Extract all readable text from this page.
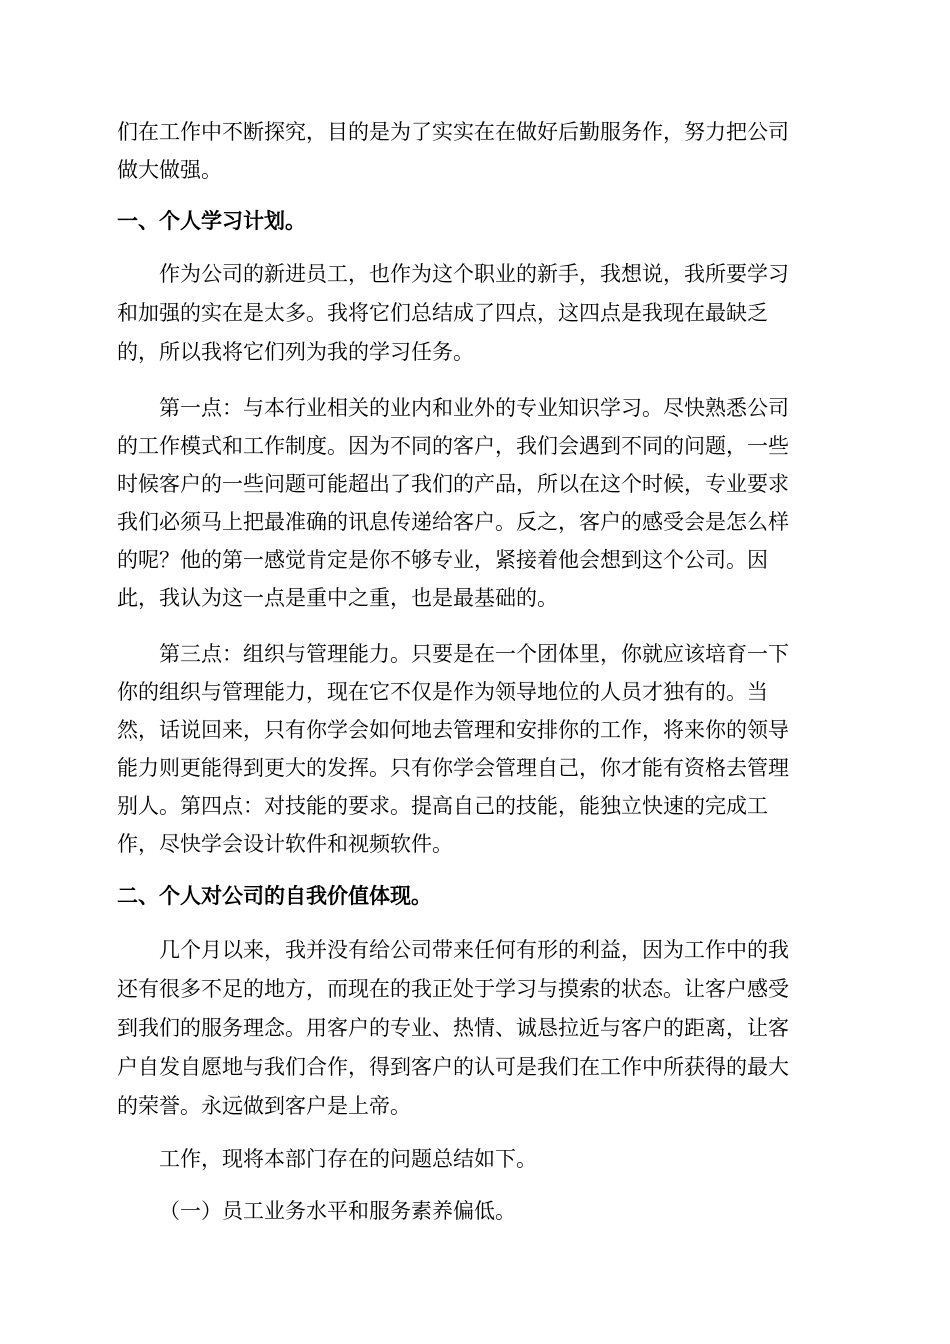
们在工作中不断探究，目的是为了实实在在做好后勤服务作，努力把公司
做大做强。
一、个人学习计划。
作为公司的新进员工，也作为这个职业的新手，我想说，我所要学习
和加强的实在是太多。我将它们总结成了四点，这四点是我现在最缺乏
的，所以我将它们列为我的学习任务。
第一点：与本行业相关的业内和业外的专业知识学习。尽快熟悉公司
的工作模式和工作制度。因为不同的客户，我们会遇到不同的问题，一些
时候客户的一些问题可能超出了我们的产品，所以在这个时候，专业要求
我们必须马上把最准确的讯息传递给客户。反之，客户的感受会是怎么样
的呢？他的第一感觉肯定是你不够专业，紧接着他会想到这个公司。因
此，我认为这一点是重中之重，也是最基础的。
第三点：组织与管理能力。只要是在一个团体里，你就应该培育一下
你的组织与管理能力，现在它不仅是作为领导地位的人员才独有的。当
然，话说回来，只有你学会如何地去管理和安排你的工作，将来你的领导
能力则更能得到更大的发挥。只有你学会管理自己，你才能有资格去管理
别人。第四点：对技能的要求。提高自己的技能，能独立快速的完成工
作，尽快学会设计软件和视频软件。
二、个人对公司的自我价值体现。
几个月以来，我并没有给公司带来任何有形的利益，因为工作中的我
还有很多不足的地方，而现在的我正处于学习与摸索的状态。让客户感受
到我们的服务理念。用客户的专业、热情、诚恳拉近与客户的距离，让客
户自发自愿地与我们合作，得到客户的认可是我们在工作中所获得的最大
的荣誉。永远做到客户是上帝。
工作，现将本部门存在的问题总结如下。
（一）员工业务水平和服务素养偏低。
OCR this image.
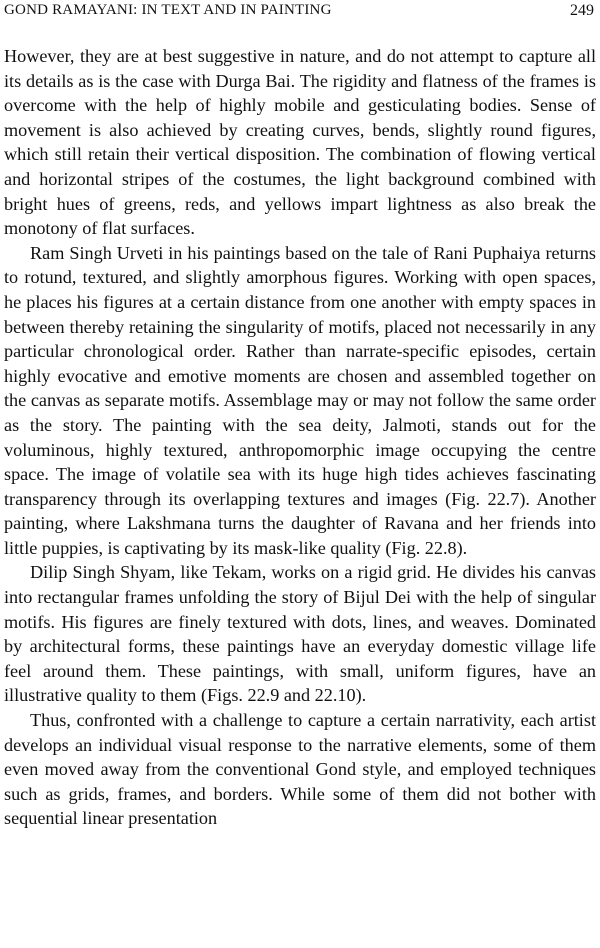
GOND RAMAYANI: IN TEXT AND IN PAINTING	249

However, they are at best suggestive in nature, and do not attempt to capture all its details as is the case with Durga Bai. The rigidity and flatness of the frames is overcome with the help of highly mobile and gesticulating bodies. Sense of movement is also achieved by creating curves, bends, slightly round figures, which still retain their vertical disposition. The combination of flowing vertical and horizontal stripes of the costumes, the light background combined with bright hues of greens, reds, and yellows impart lightness as also break the monotony of flat surfaces.

Ram Singh Urveti in his paintings based on the tale of Rani Puphaiya returns to rotund, textured, and slightly amorphous figures. Working with open spaces, he places his figures at a certain distance from one another with empty spaces in between thereby retaining the singularity of motifs, placed not necessarily in any particular chronological order. Rather than narrate-specific episodes, certain highly evocative and emotive moments are chosen and assembled together on the canvas as separate motifs. Assemblage may or may not follow the same order as the story. The painting with the sea deity, Jalmoti, stands out for the voluminous, highly textured, anthropomorphic image occupying the centre space. The image of volatile sea with its huge high tides achieves fascinating transparency through its overlapping textures and images (Fig. 22.7). Another painting, where Lakshmana turns the daughter of Ravana and her friends into little puppies, is captivating by its mask-like quality (Fig. 22.8).

Dilip Singh Shyam, like Tekam, works on a rigid grid. He divides his canvas into rectangular frames unfolding the story of Bijul Dei with the help of singular motifs. His figures are finely textured with dots, lines, and weaves. Dominated by architectural forms, these paintings have an everyday domestic village life feel around them. These paintings, with small, uniform figures, have an illustrative quality to them (Figs. 22.9 and 22.10).

Thus, confronted with a challenge to capture a certain narrativity, each artist develops an individual visual response to the narrative elements, some of them even moved away from the conventional Gond style, and employed techniques such as grids, frames, and borders. While some of them did not bother with sequential linear presentation
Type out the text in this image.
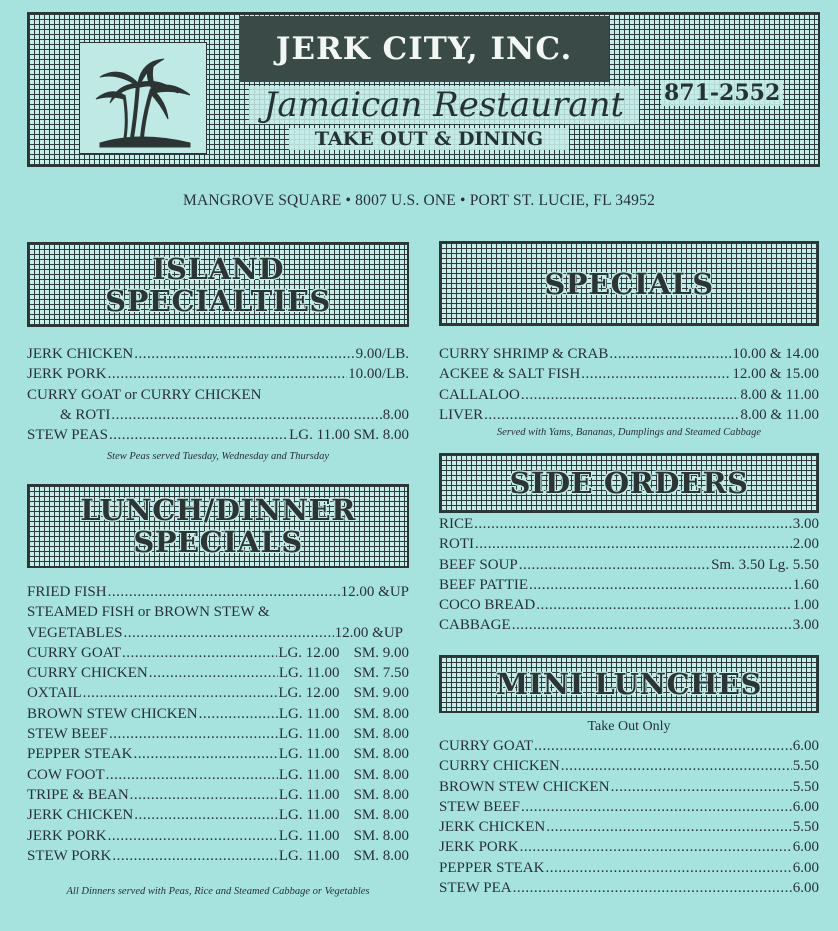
JERK CITY, INC.
Jamaican Restaurant
TAKE OUT & DINING
871-2552
MANGROVE SQUARE • 8007 U.S. ONE • PORT ST. LUCIE, FL 34952
ISLAND
SPECIALTIES
JERK CHICKEN .....	9.00/LB.
JERK PORK .....	10.00/LB.
CURRY GOAT or CURRY CHICKEN
& ROTI .....	8.00
STEW PEAS .....	LG. 11.00 SM. 8.00
Stew Peas served Tuesday, Wednesday and Thursday
LUNCH/DINNER
SPECIALS
FRIED FISH .....	12.00 &UP
STEAMED FISH or BROWN STEW &
VEGETABLES .....	12.00 &UP
CURRY GOAT .....	LG. 12.00 SM. 9.00
CURRY CHICKEN .....	LG. 11.00 SM. 7.50
OXTAIL .....	LG. 12.00 SM. 9.00
BROWN STEW CHICKEN .....	LG. 11.00 SM. 8.00
STEW BEEF .....	LG. 11.00 SM. 8.00
PEPPER STEAK .....	LG. 11.00 SM. 8.00
COW FOOT .....	LG. 11.00 SM. 8.00
TRIPE & BEAN .....	LG. 11.00 SM. 8.00
JERK CHICKEN .....	LG. 11.00 SM. 8.00
JERK PORK .....	LG. 11.00 SM. 8.00
STEW PORK .....	LG. 11.00 SM. 8.00
All Dinners served with Peas, Rice and Steamed Cabbage or Vegetables
SPECIALS
CURRY SHRIMP & CRAB .....	10.00 & 14.00
ACKEE & SALT FISH .....	12.00 & 15.00
CALLALOO .....	8.00 & 11.00
LIVER .....	8.00 & 11.00
Served with Yams, Bananas, Dumplings and Steamed Cabbage
SIDE ORDERS
RICE .....	3.00
ROTI .....	2.00
BEEF SOUP .....	Sm. 3.50 Lg. 5.50
BEEF PATTIE .....	1.60
COCO BREAD .....	1.00
CABBAGE .....	3.00
MINI LUNCHES
Take Out Only
CURRY GOAT .....	6.00
CURRY CHICKEN .....	5.50
BROWN STEW CHICKEN .....	5.50
STEW BEEF .....	6.00
JERK CHICKEN .....	5.50
JERK PORK .....	6.00
PEPPER STEAK .....	6.00
STEW PEA .....	6.00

++++++++++

== PROBLEM STATEMENT ==
List every line in the records above that contains the word "JERK".

== WRITTEN ANSWER ==
JERK CITY, INC.
JERK CHICKEN .....	9.00/LB.
JERK PORK .....	10.00/LB.
JERK CHICKEN .....	LG. 11.00 SM. 8.00
JERK PORK .....	LG. 11.00 SM. 8.00
JERK CHICKEN .....	5.50
JERK PORK .....	6.00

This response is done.